TASKS TO PERFORM:
A) Summarize the excerpt on FTP addresses of datasets in two sentences.
B) In the excerpt on FTP addresses of datasets, rewrite the block that begins "# Restroom Surfaces" as a list of the datasets, giving each one's study number, file type and assigned name.
C) Answer the following questions on the excerpt on FTP addresses of datasets:
(i) Which study number does the restroom surfaces file carry?
(ii) What file extension does the Global Patterns address end with?
(iii) Under what short name is the antibiotic timecourse dataset assigned?

SELECTED EXCERPT:
_ _ _

Here are several hand-picked FTP addresses of datasets I wanted to include in subsequent analysis.

# Restroom Surfaces - Flores_restroom_surface_biogeography
restroomftp = "ftp://thebeast.colorado.edu/pub/QIIME_DB_Public_Studies/study_1335_split_library_seqs_and_mapping.zip"
restroom = microbio.me.ftp(restroomftp)
# # Global Patterns - CaporasoIlluminaPNAS2011_3prime gpftp =
# 'ftp://thebeast.colorado.edu/pub/QIIME_DB_Public_Studies/study_721_split_library_seqs_and_mapping.tgz'
# gp = microbio.me.ftp(gpftp) smokers - Charlson_cigarette_smokers
smokeftp = "ftp://thebeast.colorado.edu/pub/QIIME_DB_Public_Studies/study_524_split_library_seqs_and_mapping.zip"
smokers = microbio.me.ftp(smokeftp)
# rs - resistant starches - Martinez_Resistant_starches
rsftp = "ftp://thebeast.colorado.edu/pub/QIIME_DB_Public_Studies/study_495_split_library_seqs_and_mapping.zip"
rs = microbio.me.ftp(rsftp)
# abt - antibiotic timecourse - Relman_antibiotic_timeseries
abtftp = "ftp://thebeast.colorado.edu/pub/QIIME_DB_Public_Studies/study_494_split_library_seqs_and_mapping.zip"
abt = microbio.me.ftp(abtftp)

_ _ _

SUPPLIED DATA:
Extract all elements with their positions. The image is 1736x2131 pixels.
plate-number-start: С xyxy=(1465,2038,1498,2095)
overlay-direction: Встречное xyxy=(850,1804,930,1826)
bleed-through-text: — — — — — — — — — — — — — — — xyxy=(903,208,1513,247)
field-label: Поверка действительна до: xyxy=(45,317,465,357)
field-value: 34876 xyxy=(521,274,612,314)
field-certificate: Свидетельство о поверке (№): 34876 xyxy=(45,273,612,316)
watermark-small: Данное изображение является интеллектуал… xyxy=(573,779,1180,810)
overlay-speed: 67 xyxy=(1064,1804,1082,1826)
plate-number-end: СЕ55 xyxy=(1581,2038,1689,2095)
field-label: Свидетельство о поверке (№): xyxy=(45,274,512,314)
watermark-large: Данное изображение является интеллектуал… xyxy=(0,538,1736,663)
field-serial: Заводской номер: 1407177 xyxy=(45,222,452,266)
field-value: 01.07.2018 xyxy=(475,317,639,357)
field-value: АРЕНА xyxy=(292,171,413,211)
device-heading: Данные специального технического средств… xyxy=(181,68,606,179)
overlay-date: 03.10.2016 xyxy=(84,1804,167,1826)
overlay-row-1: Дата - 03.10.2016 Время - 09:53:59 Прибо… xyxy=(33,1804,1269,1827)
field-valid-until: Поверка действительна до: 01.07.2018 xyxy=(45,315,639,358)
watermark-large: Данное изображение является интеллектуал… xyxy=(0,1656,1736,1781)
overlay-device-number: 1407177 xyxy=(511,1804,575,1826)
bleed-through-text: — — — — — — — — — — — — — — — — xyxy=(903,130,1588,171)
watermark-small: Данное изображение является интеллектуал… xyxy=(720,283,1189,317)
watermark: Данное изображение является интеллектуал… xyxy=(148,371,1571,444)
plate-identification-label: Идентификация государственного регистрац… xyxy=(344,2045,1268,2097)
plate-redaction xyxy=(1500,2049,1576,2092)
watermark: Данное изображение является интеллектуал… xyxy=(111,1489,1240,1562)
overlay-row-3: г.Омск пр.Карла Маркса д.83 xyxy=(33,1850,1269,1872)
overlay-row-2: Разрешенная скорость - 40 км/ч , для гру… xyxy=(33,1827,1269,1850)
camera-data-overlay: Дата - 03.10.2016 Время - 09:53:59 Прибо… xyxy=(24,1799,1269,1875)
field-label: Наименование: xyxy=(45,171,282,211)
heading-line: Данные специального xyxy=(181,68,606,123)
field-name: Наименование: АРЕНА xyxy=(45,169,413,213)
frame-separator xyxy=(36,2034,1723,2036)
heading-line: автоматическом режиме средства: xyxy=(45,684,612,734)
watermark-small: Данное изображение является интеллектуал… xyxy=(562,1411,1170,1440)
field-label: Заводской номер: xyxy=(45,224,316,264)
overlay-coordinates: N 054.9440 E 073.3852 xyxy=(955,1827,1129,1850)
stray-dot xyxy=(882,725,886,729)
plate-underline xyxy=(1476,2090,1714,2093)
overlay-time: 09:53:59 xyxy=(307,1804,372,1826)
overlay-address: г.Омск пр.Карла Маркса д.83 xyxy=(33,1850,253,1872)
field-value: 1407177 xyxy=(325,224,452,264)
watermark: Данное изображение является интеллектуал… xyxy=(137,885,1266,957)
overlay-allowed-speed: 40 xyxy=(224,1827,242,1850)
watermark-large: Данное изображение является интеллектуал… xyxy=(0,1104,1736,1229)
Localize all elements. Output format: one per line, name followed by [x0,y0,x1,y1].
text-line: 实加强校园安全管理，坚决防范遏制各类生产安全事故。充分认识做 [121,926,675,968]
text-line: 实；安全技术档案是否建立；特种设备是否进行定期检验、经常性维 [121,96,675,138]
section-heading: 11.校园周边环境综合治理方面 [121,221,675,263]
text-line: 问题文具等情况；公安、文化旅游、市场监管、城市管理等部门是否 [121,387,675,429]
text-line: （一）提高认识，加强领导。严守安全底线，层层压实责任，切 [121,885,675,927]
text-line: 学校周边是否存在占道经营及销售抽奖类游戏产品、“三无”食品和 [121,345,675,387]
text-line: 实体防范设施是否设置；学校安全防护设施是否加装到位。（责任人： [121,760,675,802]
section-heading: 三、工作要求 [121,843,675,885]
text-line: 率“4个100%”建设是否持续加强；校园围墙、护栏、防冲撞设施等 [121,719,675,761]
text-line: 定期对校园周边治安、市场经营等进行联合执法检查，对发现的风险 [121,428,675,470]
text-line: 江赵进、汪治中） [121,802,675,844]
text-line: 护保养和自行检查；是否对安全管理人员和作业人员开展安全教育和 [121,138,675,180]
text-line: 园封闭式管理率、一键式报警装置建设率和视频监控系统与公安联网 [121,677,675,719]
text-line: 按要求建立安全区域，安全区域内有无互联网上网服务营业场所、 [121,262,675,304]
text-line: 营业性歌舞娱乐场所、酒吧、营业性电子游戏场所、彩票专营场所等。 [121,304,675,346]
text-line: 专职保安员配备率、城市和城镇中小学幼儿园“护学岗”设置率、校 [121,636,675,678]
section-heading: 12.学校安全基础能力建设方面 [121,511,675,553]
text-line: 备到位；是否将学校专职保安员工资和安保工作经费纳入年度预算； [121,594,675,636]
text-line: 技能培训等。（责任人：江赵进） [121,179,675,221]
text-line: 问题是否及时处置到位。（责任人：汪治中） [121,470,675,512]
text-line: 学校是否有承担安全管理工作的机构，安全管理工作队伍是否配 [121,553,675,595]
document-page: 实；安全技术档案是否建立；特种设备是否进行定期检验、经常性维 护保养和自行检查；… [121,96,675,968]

_ _ _

ANSWERS GIVEN:
A) The excerpt lists several hand-picked FTP addresses of datasets that the writer wanted to include in subsequent analysis. Each address points to a file under pub/QIIME_DB_Public_Studies on thebeast.colorado.edu and is loaded with microbio.me.ftp, though the Global Patterns entry is commented out.

B)
All files are located at ftp://thebeast.colorado.edu/pub/QIIME_DB_Public_Studies/ and are loaded with microbio.me.ftp.
- Restroom Surfaces (Flores_restroom_surface_biogeography): study 1335, .zip, assigned to restroom
- Global Patterns (CaporasoIlluminaPNAS2011_3prime): study 721, .tgz, commented out (gp)
- Smokers (Charlson_cigarette_smokers): study 524, .zip, assigned to smokers
- Resistant starches (Martinez_Resistant_starches): study 495, .zip, assigned to rs
- Antibiotic timecourse (Relman_antibiotic_timeseries): study 494, .zip, assigned to abt

C)
(i) Study 1335.
(ii) .tgz
(iii) abt